_Stated goal_
Go through the records and extract every line with the word "photo".

_Provided information_

╭──

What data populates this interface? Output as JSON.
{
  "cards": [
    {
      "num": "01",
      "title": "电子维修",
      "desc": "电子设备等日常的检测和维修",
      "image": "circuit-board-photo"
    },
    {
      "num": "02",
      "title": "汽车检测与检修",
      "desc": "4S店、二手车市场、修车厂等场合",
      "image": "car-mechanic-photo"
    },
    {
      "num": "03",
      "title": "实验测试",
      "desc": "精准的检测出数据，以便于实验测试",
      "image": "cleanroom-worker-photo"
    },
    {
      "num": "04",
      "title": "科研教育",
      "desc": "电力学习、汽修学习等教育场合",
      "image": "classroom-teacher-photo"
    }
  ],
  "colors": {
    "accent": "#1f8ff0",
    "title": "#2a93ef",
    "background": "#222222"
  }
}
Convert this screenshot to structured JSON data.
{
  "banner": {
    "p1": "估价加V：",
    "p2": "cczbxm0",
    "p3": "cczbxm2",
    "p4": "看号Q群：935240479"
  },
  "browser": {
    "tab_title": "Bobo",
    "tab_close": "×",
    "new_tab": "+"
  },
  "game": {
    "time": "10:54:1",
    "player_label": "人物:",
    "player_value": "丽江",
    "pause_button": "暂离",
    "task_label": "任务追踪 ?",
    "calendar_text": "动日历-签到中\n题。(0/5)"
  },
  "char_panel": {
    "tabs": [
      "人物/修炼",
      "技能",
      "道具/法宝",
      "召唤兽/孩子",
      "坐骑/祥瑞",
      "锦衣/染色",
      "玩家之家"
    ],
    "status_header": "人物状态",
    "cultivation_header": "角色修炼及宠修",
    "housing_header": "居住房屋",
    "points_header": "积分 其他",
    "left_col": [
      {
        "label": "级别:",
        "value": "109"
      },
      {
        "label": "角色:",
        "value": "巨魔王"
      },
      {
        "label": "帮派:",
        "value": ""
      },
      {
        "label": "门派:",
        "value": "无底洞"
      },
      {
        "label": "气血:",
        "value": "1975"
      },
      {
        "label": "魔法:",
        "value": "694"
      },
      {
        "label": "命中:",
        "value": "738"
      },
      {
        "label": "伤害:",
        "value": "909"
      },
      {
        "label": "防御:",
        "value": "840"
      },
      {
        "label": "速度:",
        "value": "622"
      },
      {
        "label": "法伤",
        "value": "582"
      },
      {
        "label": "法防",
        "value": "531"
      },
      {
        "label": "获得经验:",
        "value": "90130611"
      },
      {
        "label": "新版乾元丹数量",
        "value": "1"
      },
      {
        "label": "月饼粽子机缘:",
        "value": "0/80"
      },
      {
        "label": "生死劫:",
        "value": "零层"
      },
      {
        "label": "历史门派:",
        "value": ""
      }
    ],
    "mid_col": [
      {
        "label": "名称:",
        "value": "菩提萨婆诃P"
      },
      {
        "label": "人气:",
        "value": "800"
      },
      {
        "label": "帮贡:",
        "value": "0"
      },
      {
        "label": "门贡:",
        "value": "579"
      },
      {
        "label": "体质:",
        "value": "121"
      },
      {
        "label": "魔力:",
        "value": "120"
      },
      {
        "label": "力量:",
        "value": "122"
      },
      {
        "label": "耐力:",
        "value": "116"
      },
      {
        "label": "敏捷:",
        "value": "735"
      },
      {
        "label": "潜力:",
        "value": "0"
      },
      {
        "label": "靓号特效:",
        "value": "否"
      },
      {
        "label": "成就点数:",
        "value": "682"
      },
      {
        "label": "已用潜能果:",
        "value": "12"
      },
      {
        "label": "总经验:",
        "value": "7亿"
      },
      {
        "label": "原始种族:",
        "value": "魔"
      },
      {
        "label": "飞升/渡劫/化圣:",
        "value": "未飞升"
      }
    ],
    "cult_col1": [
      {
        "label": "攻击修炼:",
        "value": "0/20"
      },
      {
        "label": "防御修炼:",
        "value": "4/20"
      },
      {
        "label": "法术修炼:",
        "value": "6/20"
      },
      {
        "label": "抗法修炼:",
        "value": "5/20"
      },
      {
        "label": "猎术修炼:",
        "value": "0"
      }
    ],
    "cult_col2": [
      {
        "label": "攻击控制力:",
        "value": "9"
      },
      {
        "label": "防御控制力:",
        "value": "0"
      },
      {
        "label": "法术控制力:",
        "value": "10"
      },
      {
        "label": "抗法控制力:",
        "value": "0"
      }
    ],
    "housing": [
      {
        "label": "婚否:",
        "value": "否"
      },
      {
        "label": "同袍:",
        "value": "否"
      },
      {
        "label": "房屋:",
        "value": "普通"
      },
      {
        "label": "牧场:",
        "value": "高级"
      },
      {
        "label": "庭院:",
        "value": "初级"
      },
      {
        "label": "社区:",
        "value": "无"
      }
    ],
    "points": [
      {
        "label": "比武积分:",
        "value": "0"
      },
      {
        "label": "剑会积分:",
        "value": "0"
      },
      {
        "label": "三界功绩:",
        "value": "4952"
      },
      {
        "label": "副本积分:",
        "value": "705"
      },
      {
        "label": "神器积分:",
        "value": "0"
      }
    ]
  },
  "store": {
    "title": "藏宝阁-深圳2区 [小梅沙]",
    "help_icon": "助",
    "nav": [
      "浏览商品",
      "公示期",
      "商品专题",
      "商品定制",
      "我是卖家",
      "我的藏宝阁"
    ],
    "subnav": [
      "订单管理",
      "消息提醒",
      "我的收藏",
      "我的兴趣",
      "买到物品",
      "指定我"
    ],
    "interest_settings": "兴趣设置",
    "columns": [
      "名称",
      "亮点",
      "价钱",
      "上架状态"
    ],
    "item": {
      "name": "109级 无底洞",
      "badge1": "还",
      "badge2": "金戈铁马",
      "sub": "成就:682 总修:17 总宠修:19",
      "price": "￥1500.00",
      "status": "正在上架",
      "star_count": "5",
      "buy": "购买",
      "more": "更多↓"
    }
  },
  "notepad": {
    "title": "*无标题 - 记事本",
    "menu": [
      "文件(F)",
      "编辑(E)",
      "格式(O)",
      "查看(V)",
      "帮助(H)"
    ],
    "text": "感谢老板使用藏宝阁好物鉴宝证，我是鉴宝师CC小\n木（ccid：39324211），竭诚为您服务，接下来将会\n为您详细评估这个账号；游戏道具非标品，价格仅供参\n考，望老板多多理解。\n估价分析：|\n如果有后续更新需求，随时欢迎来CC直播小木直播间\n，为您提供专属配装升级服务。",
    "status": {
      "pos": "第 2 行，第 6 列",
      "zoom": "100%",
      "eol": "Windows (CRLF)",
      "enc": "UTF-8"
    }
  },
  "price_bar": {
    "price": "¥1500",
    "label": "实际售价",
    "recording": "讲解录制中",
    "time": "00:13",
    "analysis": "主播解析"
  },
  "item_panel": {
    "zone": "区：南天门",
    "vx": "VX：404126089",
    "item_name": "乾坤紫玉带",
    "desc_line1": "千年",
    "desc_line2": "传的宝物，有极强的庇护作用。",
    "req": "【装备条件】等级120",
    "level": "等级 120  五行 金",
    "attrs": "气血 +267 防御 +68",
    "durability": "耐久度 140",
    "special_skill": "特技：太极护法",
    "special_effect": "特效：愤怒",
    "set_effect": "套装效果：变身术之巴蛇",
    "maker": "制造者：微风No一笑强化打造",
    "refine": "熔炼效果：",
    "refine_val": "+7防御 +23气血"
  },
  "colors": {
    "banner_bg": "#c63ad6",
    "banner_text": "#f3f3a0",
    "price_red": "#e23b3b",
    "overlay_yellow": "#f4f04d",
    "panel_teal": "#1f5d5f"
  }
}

╰──

_Solved problem_
      "image": "circuit-board-photo"
      "image": "car-mechanic-photo"
      "image": "cleanroom-worker-photo"
      "image": "classroom-teacher-photo"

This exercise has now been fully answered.